* [Extracted records]

========

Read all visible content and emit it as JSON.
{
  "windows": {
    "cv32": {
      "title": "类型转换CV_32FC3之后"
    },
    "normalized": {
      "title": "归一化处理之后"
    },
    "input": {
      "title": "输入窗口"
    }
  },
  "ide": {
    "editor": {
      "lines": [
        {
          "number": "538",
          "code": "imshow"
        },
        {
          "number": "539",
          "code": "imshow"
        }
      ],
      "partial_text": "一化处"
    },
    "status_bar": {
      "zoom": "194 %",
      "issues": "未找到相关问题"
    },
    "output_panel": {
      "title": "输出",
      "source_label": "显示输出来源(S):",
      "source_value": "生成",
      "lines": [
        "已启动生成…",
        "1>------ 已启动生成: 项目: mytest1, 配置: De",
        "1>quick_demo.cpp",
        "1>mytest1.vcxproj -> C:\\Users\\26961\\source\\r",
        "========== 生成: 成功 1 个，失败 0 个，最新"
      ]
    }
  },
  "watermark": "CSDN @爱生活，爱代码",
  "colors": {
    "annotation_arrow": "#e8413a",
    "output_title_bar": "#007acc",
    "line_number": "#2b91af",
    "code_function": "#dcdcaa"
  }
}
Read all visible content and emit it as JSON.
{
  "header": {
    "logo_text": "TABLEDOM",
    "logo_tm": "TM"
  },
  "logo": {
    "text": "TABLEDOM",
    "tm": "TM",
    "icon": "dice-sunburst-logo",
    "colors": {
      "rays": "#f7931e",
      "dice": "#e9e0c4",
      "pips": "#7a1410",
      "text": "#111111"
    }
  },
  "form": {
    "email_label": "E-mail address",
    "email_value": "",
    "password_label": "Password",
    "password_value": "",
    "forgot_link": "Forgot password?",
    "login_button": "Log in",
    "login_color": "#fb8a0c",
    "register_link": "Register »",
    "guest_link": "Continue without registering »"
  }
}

========

* [The request]
Each record above should be repeated exactly as it appears.

* [Problem solution]
Read all visible content and emit it as JSON.
{
  "windows": {
    "cv32": {
      "title": "类型转换CV_32FC3之后"
    },
    "normalized": {
      "title": "归一化处理之后"
    },
    "input": {
      "title": "输入窗口"
    }
  },
  "ide": {
    "editor": {
      "lines": [
        {
          "number": "538",
          "code": "imshow"
        },
        {
          "number": "539",
          "code": "imshow"
        }
      ],
      "partial_text": "一化处"
    },
    "status_bar": {
      "zoom": "194 %",
      "issues": "未找到相关问题"
    },
    "output_panel": {
      "title": "输出",
      "source_label": "显示输出来源(S):",
      "source_value": "生成",
      "lines": [
        "已启动生成…",
        "1>------ 已启动生成: 项目: mytest1, 配置: De",
        "1>quick_demo.cpp",
        "1>mytest1.vcxproj -> C:\\Users\\26961\\source\\r",
        "========== 生成: 成功 1 个，失败 0 个，最新"
      ]
    }
  },
  "watermark": "CSDN @爱生活，爱代码",
  "colors": {
    "annotation_arrow": "#e8413a",
    "output_title_bar": "#007acc",
    "line_number": "#2b91af",
    "code_function": "#dcdcaa"
  }
}
Read all visible content and emit it as JSON.
{
  "header": {
    "logo_text": "TABLEDOM",
    "logo_tm": "TM"
  },
  "logo": {
    "text": "TABLEDOM",
    "tm": "TM",
    "icon": "dice-sunburst-logo",
    "colors": {
      "rays": "#f7931e",
      "dice": "#e9e0c4",
      "pips": "#7a1410",
      "text": "#111111"
    }
  },
  "form": {
    "email_label": "E-mail address",
    "email_value": "",
    "password_label": "Password",
    "password_value": "",
    "forgot_link": "Forgot password?",
    "login_button": "Log in",
    "login_color": "#fb8a0c",
    "register_link": "Register »",
    "guest_link": "Continue without registering »"
  }
}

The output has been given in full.